[TEXT SHOWN — start]
On 2017-04-20 00:50:13 -0400, Tom Lane wrote:
> I wrote:
> > Alvaro Herrera <alvhe...@2ndquadrant.com> writes:
> >> Tom Lane wrote:
> >>> Hm.  Do you have a more-portable alternative?
> 
> >> I was thinking in a WaitEventSet from latch.c.
> 
> My first reaction was that that sounded like a lot more work than removing
> two lines from maybe_start_bgworker and adjusting some comments.  But on
> closer inspection, the slow-bgworker-start issue isn't the only problem
> here.  On a machine that restarts select()'s timeout after an interrupt,
> as (at least) HPUX does, the postmaster will actually never iterate
> ServerLoop's loop except immediately after receiving a new connection
> request.  The stream of interrupts from the autovac launcher is alone
> sufficient to prevent the initial 60-second timeout from ever elapsing.
> So if there are no new connection requests for awhile, none of the
> housekeeping actions in ServerLoop get done.
[TEXT SHOWN — finish]
(TO DO) Write the next part of the mailing-list message about the postmaster's ServerLoop and select() timeouts, starting after its last sentence.
[DATA EXCERPTS — start]
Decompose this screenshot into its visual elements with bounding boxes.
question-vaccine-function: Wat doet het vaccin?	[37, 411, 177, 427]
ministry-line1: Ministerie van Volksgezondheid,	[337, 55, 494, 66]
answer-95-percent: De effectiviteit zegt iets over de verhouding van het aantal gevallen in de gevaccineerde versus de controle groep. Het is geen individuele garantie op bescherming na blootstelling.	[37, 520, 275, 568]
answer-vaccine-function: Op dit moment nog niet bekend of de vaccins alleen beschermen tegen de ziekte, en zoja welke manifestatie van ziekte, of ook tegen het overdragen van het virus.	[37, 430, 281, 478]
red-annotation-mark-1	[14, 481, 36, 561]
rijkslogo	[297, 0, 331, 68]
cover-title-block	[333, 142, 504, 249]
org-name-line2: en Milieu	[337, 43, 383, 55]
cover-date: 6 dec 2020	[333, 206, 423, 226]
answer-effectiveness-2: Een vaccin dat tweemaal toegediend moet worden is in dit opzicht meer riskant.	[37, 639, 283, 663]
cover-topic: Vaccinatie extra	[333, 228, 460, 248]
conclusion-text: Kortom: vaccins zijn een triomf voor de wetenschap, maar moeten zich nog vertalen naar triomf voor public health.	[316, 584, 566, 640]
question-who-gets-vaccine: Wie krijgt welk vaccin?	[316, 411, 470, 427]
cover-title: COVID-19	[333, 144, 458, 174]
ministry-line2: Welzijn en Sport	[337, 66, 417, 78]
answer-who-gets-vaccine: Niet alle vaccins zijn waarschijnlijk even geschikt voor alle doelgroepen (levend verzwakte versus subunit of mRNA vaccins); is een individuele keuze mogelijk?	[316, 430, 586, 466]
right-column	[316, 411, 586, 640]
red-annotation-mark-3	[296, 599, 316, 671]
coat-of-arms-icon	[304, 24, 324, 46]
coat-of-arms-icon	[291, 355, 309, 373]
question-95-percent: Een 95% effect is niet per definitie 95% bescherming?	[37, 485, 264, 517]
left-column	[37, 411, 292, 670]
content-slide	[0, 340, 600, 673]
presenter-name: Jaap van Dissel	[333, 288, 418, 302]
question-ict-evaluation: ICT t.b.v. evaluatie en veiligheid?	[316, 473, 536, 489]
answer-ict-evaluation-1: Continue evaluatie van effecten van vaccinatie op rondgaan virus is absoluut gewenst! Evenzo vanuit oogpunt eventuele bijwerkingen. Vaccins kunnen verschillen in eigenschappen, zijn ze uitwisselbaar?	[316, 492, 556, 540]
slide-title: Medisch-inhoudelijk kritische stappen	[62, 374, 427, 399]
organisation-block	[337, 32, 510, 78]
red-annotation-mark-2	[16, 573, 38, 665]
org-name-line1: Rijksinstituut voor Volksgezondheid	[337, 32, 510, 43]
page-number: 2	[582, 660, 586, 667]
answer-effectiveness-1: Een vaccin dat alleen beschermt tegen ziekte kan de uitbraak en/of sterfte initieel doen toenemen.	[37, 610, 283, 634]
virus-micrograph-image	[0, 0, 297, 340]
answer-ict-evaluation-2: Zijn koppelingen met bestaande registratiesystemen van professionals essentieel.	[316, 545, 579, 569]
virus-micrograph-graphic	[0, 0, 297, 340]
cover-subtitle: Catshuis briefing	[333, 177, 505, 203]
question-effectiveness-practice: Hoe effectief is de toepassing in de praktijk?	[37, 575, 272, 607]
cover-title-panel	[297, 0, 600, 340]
[DATA EXCERPTS — finish]
(ANSWER TO THIS TASK)
FWIW, I vaguely remember somewhat related issues on x86/linux too.  On
busy machines in autovacuum_freeze_max_age territory (pretty frequent
thing these days), the signalling frequency caused problems in
postmaster, but I unfortunately don't remember the symptoms very well.


> So it's looking to me like we do need to do something about this, and
> ideally back-patch it all the way.  But WaitEventSet doesn't exist
> before 9.6.  Do we have the stomach for back-patching that into
> stable branches?

Hm, that's not exactly no code - on the other hand it's (excepting
the select(2) path) reasonably well exercised.  What we could do is to
convert master, see how the beta process likes it, and then backpatch?
These don't like super pressing issues.